## Supplied entries:
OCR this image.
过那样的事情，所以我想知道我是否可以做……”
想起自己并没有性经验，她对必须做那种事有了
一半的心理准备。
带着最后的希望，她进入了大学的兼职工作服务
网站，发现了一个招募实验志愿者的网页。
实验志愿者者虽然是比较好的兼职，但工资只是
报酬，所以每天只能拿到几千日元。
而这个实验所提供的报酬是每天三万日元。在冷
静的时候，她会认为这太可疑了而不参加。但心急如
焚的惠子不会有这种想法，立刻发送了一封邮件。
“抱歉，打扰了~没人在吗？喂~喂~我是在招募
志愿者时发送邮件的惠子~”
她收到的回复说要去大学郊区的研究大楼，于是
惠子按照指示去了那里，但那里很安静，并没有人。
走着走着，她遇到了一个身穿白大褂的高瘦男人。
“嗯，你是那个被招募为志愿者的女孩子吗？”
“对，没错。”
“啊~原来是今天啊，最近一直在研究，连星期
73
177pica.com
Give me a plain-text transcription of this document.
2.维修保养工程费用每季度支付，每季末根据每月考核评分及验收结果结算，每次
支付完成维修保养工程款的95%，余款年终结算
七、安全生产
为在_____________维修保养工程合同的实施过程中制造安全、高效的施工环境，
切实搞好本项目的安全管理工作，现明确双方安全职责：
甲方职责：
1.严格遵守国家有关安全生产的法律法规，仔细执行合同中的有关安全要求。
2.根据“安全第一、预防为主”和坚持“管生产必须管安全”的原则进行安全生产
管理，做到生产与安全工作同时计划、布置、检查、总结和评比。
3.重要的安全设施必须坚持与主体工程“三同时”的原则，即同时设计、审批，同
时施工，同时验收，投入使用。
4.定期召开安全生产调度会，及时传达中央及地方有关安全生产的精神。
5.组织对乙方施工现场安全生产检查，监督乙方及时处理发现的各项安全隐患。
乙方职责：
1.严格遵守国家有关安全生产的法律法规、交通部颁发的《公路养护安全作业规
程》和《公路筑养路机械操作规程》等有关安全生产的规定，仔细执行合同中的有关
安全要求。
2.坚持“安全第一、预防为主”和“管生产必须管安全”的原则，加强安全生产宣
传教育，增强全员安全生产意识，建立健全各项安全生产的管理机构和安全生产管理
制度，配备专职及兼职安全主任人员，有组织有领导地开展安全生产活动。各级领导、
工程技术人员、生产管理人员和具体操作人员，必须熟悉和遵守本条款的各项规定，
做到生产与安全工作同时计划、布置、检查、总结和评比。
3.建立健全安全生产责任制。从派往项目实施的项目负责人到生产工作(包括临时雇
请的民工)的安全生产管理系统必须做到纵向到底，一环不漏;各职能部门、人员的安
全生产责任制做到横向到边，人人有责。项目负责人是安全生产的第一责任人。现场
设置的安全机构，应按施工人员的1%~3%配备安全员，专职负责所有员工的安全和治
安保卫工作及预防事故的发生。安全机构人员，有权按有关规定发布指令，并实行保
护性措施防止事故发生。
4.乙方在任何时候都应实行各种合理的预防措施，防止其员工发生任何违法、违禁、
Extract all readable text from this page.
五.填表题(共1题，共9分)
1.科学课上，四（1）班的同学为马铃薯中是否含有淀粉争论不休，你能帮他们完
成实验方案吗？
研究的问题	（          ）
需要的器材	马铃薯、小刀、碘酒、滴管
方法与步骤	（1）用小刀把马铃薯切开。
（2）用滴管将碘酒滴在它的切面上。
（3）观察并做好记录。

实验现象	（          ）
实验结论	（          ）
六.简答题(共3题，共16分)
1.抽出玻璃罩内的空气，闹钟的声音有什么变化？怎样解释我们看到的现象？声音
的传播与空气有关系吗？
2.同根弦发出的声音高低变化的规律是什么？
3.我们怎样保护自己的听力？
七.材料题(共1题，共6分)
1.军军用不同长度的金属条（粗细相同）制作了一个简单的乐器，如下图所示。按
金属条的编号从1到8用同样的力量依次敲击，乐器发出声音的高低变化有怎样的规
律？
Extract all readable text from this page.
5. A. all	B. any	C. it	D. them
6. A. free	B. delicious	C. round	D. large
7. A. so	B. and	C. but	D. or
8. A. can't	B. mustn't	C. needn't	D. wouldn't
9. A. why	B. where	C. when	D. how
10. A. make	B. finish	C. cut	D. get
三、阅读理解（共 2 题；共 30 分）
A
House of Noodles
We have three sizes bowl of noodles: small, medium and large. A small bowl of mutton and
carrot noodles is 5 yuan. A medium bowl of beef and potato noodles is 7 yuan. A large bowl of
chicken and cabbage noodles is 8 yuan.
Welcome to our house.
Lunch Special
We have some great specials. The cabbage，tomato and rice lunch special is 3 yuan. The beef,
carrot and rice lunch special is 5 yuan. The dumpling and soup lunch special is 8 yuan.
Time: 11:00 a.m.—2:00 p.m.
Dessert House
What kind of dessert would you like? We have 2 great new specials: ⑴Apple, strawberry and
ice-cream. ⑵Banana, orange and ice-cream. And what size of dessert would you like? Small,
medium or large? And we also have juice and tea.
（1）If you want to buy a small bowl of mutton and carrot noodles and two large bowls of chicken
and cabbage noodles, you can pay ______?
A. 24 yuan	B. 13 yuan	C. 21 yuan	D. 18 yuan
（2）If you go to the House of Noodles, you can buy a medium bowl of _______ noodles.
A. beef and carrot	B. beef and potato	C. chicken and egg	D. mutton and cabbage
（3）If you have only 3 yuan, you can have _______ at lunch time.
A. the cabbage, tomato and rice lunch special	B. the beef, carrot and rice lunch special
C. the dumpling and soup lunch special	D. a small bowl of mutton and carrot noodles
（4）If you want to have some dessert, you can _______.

## Do this:
Search the data above for the string "bowl" and copy each line that has it.

## The response:
We have three sizes bowl of noodles: small, medium and large. A small bowl of mutton and
carrot noodles is 5 yuan. A medium bowl of beef and potato noodles is 7 yuan. A large bowl of
（1）If you want to buy a small bowl of mutton and carrot noodles and two large bowls of chicken
（2）If you go to the House of Noodles, you can buy a medium bowl of _______ noodles.
C. the dumpling and soup lunch special	D. a small bowl of mutton and carrot noodles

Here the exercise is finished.